* START DATA SUPPLIED *

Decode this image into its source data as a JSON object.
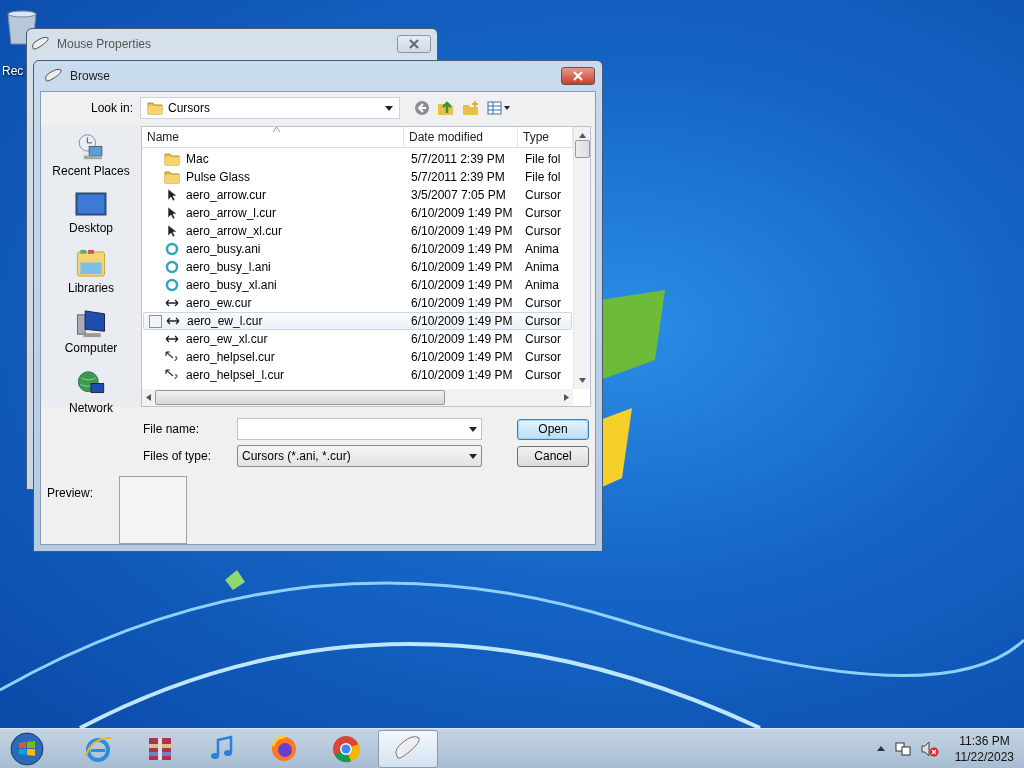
{
  "desktop": {
    "icons": [
      {
        "label": "Rec"
      }
    ]
  },
  "background_window": {
    "title": "Mouse Properties",
    "active": false
  },
  "dialog": {
    "title": "Browse",
    "active": true,
    "look_in": {
      "label": "Look in:",
      "value": "Cursors"
    },
    "places": [
      {
        "label": "Recent Places",
        "kind": "recent"
      },
      {
        "label": "Desktop",
        "kind": "desktop"
      },
      {
        "label": "Libraries",
        "kind": "libraries"
      },
      {
        "label": "Computer",
        "kind": "computer"
      },
      {
        "label": "Network",
        "kind": "network"
      }
    ],
    "file_list": {
      "columns": [
        "Name",
        "Date modified",
        "Type"
      ],
      "rows": [
        {
          "name": "Mac",
          "date": "5/7/2011 2:39 PM",
          "type": "File fol",
          "kind": "folder",
          "highlighted": false
        },
        {
          "name": "Pulse Glass",
          "date": "5/7/2011 2:39 PM",
          "type": "File fol",
          "kind": "folder",
          "highlighted": false
        },
        {
          "name": "aero_arrow.cur",
          "date": "3/5/2007 7:05 PM",
          "type": "Cursor",
          "kind": "arrow",
          "highlighted": false
        },
        {
          "name": "aero_arrow_l.cur",
          "date": "6/10/2009 1:49 PM",
          "type": "Cursor",
          "kind": "arrow",
          "highlighted": false
        },
        {
          "name": "aero_arrow_xl.cur",
          "date": "6/10/2009 1:49 PM",
          "type": "Cursor",
          "kind": "arrow",
          "highlighted": false
        },
        {
          "name": "aero_busy.ani",
          "date": "6/10/2009 1:49 PM",
          "type": "Anima",
          "kind": "busy",
          "highlighted": false
        },
        {
          "name": "aero_busy_l.ani",
          "date": "6/10/2009 1:49 PM",
          "type": "Anima",
          "kind": "busy",
          "highlighted": false
        },
        {
          "name": "aero_busy_xl.ani",
          "date": "6/10/2009 1:49 PM",
          "type": "Anima",
          "kind": "busy",
          "highlighted": false
        },
        {
          "name": "aero_ew.cur",
          "date": "6/10/2009 1:49 PM",
          "type": "Cursor",
          "kind": "resize",
          "highlighted": false
        },
        {
          "name": "aero_ew_l.cur",
          "date": "6/10/2009 1:49 PM",
          "type": "Cursor",
          "kind": "resize",
          "highlighted": true
        },
        {
          "name": "aero_ew_xl.cur",
          "date": "6/10/2009 1:49 PM",
          "type": "Cursor",
          "kind": "resize",
          "highlighted": false
        },
        {
          "name": "aero_helpsel.cur",
          "date": "6/10/2009 1:49 PM",
          "type": "Cursor",
          "kind": "help",
          "highlighted": false
        },
        {
          "name": "aero_helpsel_l.cur",
          "date": "6/10/2009 1:49 PM",
          "type": "Cursor",
          "kind": "help",
          "highlighted": false
        }
      ]
    },
    "file_name": {
      "label": "File name:"
    },
    "file_type": {
      "label": "Files of type:",
      "value": "Cursors (*.ani, *.cur)"
    },
    "buttons": [
      {
        "label": "Open",
        "default": true
      },
      {
        "label": "Cancel",
        "default": false
      }
    ],
    "preview": {
      "label": "Preview:"
    }
  },
  "taskbar": {
    "items": [
      {
        "kind": "ie",
        "active": false
      },
      {
        "kind": "archive",
        "active": false
      },
      {
        "kind": "music",
        "active": false
      },
      {
        "kind": "firefox",
        "active": false
      },
      {
        "kind": "chrome",
        "active": false
      },
      {
        "kind": "mouse",
        "active": true
      }
    ],
    "clock": {
      "time": "11:36 PM",
      "date": "11/22/2023"
    }
  }
}
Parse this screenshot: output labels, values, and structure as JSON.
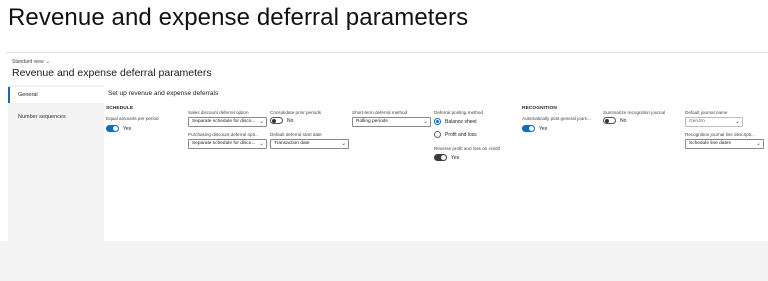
{
  "slide": {
    "title": "Revenue and expense deferral parameters"
  },
  "header": {
    "view": "Standard view",
    "title": "Revenue and expense deferral parameters"
  },
  "nav": {
    "items": [
      {
        "label": "General"
      },
      {
        "label": "Number sequences"
      }
    ]
  },
  "main": {
    "section_title": "Set up revenue and expense deferrals",
    "schedule": {
      "heading": "SCHEDULE",
      "equal_amounts": {
        "label": "Equal amounts per period",
        "value": "Yes"
      }
    },
    "sales_discount": {
      "label": "Sales discount deferral option",
      "value": "Separate schedule for disco..."
    },
    "purchasing_discount": {
      "label": "Purchasing discount deferral opti...",
      "value": "Separate schedule for disco..."
    },
    "consolidate": {
      "label": "Consolidate prior periods",
      "value": "No"
    },
    "default_start": {
      "label": "Default deferral start date",
      "value": "Transaction date"
    },
    "short_term": {
      "label": "Short-term deferral method",
      "value": "Rolling periods"
    },
    "posting_method": {
      "label": "Deferral posting method",
      "options": [
        "Balance sheet",
        "Profit and loss"
      ],
      "selected": "Balance sheet"
    },
    "reverse_pl": {
      "label": "Reverse profit and loss on credit",
      "value": "Yes"
    },
    "recognition": {
      "heading": "RECOGNITION",
      "auto_post": {
        "label": "Automatically post general journ...",
        "value": "Yes"
      }
    },
    "summarize": {
      "label": "Summarize recognition journal",
      "value": "No"
    },
    "default_journal": {
      "label": "Default journal name",
      "value": "GenJrn"
    },
    "line_description": {
      "label": "Recognition journal line descripti...",
      "value": "Schedule line dates"
    }
  }
}
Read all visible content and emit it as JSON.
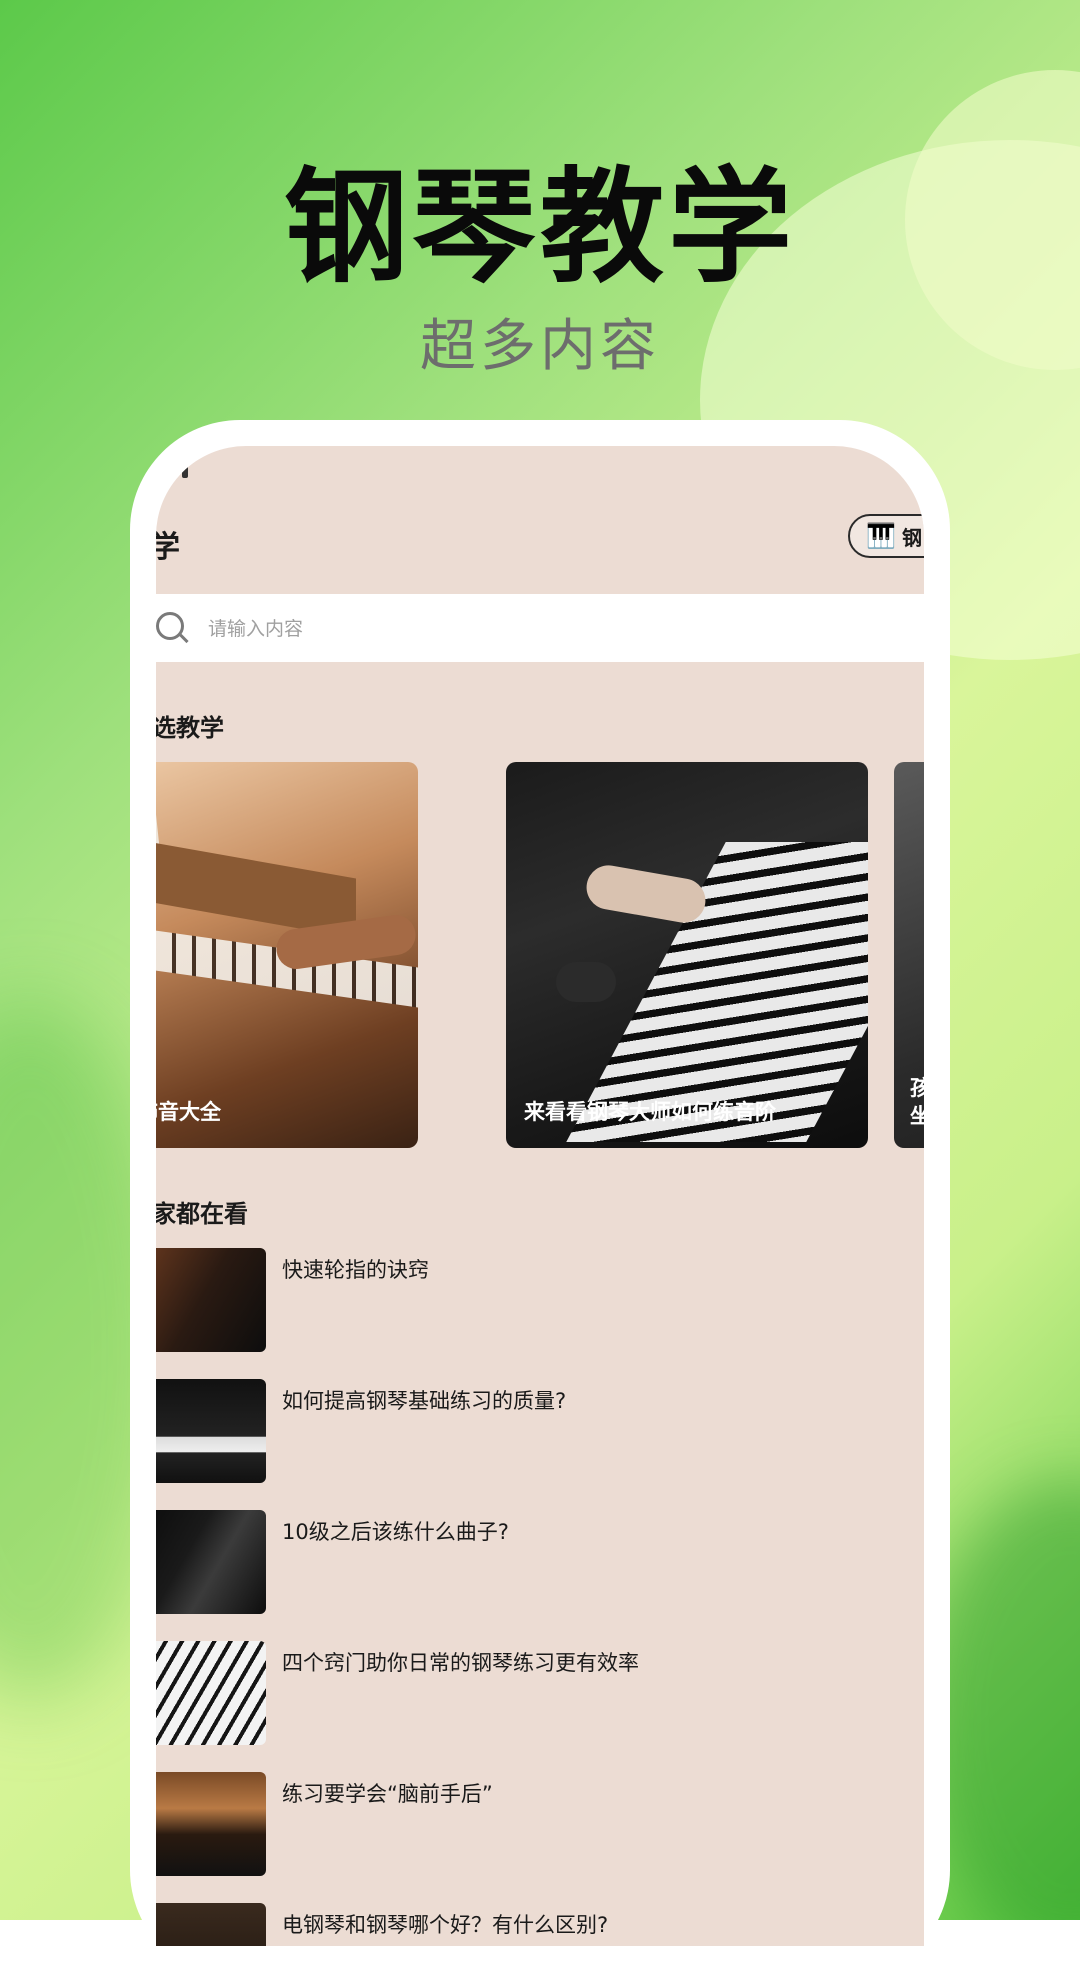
{
  "promo": {
    "headline": "钢琴教学",
    "subtitle": "超多内容"
  },
  "app": {
    "title_visible": "学",
    "chip_icon": "piano-icon",
    "chip_text": "钢"
  },
  "search": {
    "placeholder": "请输入内容"
  },
  "sections": {
    "featured_title": "选教学",
    "popular_title": "家都在看"
  },
  "featured_cards": [
    {
      "title": "用的装饰音大全"
    },
    {
      "title": "来看看钢琴大师如何练音阶"
    },
    {
      "title": "孩坐"
    }
  ],
  "popular_list": [
    {
      "title": "快速轮指的诀窍"
    },
    {
      "title": "如何提高钢琴基础练习的质量?"
    },
    {
      "title": "10级之后该练什么曲子?"
    },
    {
      "title": "四个窍门助你日常的钢琴练习更有效率"
    },
    {
      "title": "练习要学会“脑前手后”"
    },
    {
      "title": "电钢琴和钢琴哪个好？有什么区别?"
    }
  ],
  "colors": {
    "screen_bg": "#ecdcd3",
    "headline": "#0a0a0a",
    "subtitle": "#6d6d6d"
  }
}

* END DATA SUPPLIED *

Quote each record exactly as it stands, minus the pictures.

## TASK RESULT
Decode this image into its source data as a JSON object.
{
  "desktop": {
    "icons": [
      {
        "label": "Rec"
      }
    ]
  },
  "background_window": {
    "title": "Mouse Properties",
    "active": false
  },
  "dialog": {
    "title": "Browse",
    "active": true,
    "look_in": {
      "label": "Look in:",
      "value": "Cursors"
    },
    "places": [
      {
        "label": "Recent Places",
        "kind": "recent"
      },
      {
        "label": "Desktop",
        "kind": "desktop"
      },
      {
        "label": "Libraries",
        "kind": "libraries"
      },
      {
        "label": "Computer",
        "kind": "computer"
      },
      {
        "label": "Network",
        "kind": "network"
      }
    ],
    "file_list": {
      "columns": [
        "Name",
        "Date modified",
        "Type"
      ],
      "rows": [
        {
          "name": "Mac",
          "date": "5/7/2011 2:39 PM",
          "type": "File fol",
          "kind": "folder",
          "highlighted": false
        },
        {
          "name": "Pulse Glass",
          "date": "5/7/2011 2:39 PM",
          "type": "File fol",
          "kind": "folder",
          "highlighted": false
        },
        {
          "name": "aero_arrow.cur",
          "date": "3/5/2007 7:05 PM",
          "type": "Cursor",
          "kind": "arrow",
          "highlighted": false
        },
        {
          "name": "aero_arrow_l.cur",
          "date": "6/10/2009 1:49 PM",
          "type": "Cursor",
          "kind": "arrow",
          "highlighted": false
        },
        {
          "name": "aero_arrow_xl.cur",
          "date": "6/10/2009 1:49 PM",
          "type": "Cursor",
          "kind": "arrow",
          "highlighted": false
        },
        {
          "name": "aero_busy.ani",
          "date": "6/10/2009 1:49 PM",
          "type": "Anima",
          "kind": "busy",
          "highlighted": false
        },
        {
          "name": "aero_busy_l.ani",
          "date": "6/10/2009 1:49 PM",
          "type": "Anima",
          "kind": "busy",
          "highlighted": false
        },
        {
          "name": "aero_busy_xl.ani",
          "date": "6/10/2009 1:49 PM",
          "type": "Anima",
          "kind": "busy",
          "highlighted": false
        },
        {
          "name": "aero_ew.cur",
          "date": "6/10/2009 1:49 PM",
          "type": "Cursor",
          "kind": "resize",
          "highlighted": false
        },
        {
          "name": "aero_ew_l.cur",
          "date": "6/10/2009 1:49 PM",
          "type": "Cursor",
          "kind": "resize",
          "highlighted": true
        },
        {
          "name": "aero_ew_xl.cur",
          "date": "6/10/2009 1:49 PM",
          "type": "Cursor",
          "kind": "resize",
          "highlighted": false
        },
        {
          "name": "aero_helpsel.cur",
          "date": "6/10/2009 1:49 PM",
          "type": "Cursor",
          "kind": "help",
          "highlighted": false
        },
        {
          "name": "aero_helpsel_l.cur",
          "date": "6/10/2009 1:49 PM",
          "type": "Cursor",
          "kind": "help",
          "highlighted": false
        }
      ]
    },
    "file_name": {
      "label": "File name:"
    },
    "file_type": {
      "label": "Files of type:",
      "value": "Cursors (*.ani, *.cur)"
    },
    "buttons": [
      {
        "label": "Open",
        "default": true
      },
      {
        "label": "Cancel",
        "default": false
      }
    ],
    "preview": {
      "label": "Preview:"
    }
  },
  "taskbar": {
    "items": [
      {
        "kind": "ie",
        "active": false
      },
      {
        "kind": "archive",
        "active": false
      },
      {
        "kind": "music",
        "active": false
      },
      {
        "kind": "firefox",
        "active": false
      },
      {
        "kind": "chrome",
        "active": false
      },
      {
        "kind": "mouse",
        "active": true
      }
    ],
    "clock": {
      "time": "11:36 PM",
      "date": "11/22/2023"
    }
  }
}
Parse this screenshot: output labels, values, and structure as JSON.
{
  "slide": {
    "title": "Revenue and expense deferral parameters"
  },
  "header": {
    "view": "Standard view",
    "title": "Revenue and expense deferral parameters"
  },
  "nav": {
    "items": [
      {
        "label": "General"
      },
      {
        "label": "Number sequences"
      }
    ]
  },
  "main": {
    "section_title": "Set up revenue and expense deferrals",
    "schedule": {
      "heading": "SCHEDULE",
      "equal_amounts": {
        "label": "Equal amounts per period",
        "value": "Yes"
      }
    },
    "sales_discount": {
      "label": "Sales discount deferral option",
      "value": "Separate schedule for disco..."
    },
    "purchasing_discount": {
      "label": "Purchasing discount deferral opti...",
      "value": "Separate schedule for disco..."
    },
    "consolidate": {
      "label": "Consolidate prior periods",
      "value": "No"
    },
    "default_start": {
      "label": "Default deferral start date",
      "value": "Transaction date"
    },
    "short_term": {
      "label": "Short-term deferral method",
      "value": "Rolling periods"
    },
    "posting_method": {
      "label": "Deferral posting method",
      "options": [
        "Balance sheet",
        "Profit and loss"
      ],
      "selected": "Balance sheet"
    },
    "reverse_pl": {
      "label": "Reverse profit and loss on credit",
      "value": "Yes"
    },
    "recognition": {
      "heading": "RECOGNITION",
      "auto_post": {
        "label": "Automatically post general journ...",
        "value": "Yes"
      }
    },
    "summarize": {
      "label": "Summarize recognition journal",
      "value": "No"
    },
    "default_journal": {
      "label": "Default journal name",
      "value": "GenJrn"
    },
    "line_description": {
      "label": "Recognition journal line descripti...",
      "value": "Schedule line dates"
    }
  }
}
Read all visible content and emit it as JSON.
{
  "promo": {
    "headline": "钢琴教学",
    "subtitle": "超多内容"
  },
  "app": {
    "title_visible": "学",
    "chip_icon": "piano-icon",
    "chip_text": "钢"
  },
  "search": {
    "placeholder": "请输入内容"
  },
  "sections": {
    "featured_title": "选教学",
    "popular_title": "家都在看"
  },
  "featured_cards": [
    {
      "title": "用的装饰音大全"
    },
    {
      "title": "来看看钢琴大师如何练音阶"
    },
    {
      "title": "孩坐"
    }
  ],
  "popular_list": [
    {
      "title": "快速轮指的诀窍"
    },
    {
      "title": "如何提高钢琴基础练习的质量?"
    },
    {
      "title": "10级之后该练什么曲子?"
    },
    {
      "title": "四个窍门助你日常的钢琴练习更有效率"
    },
    {
      "title": "练习要学会“脑前手后”"
    },
    {
      "title": "电钢琴和钢琴哪个好？有什么区别?"
    }
  ],
  "colors": {
    "screen_bg": "#ecdcd3",
    "headline": "#0a0a0a",
    "subtitle": "#6d6d6d"
  }
}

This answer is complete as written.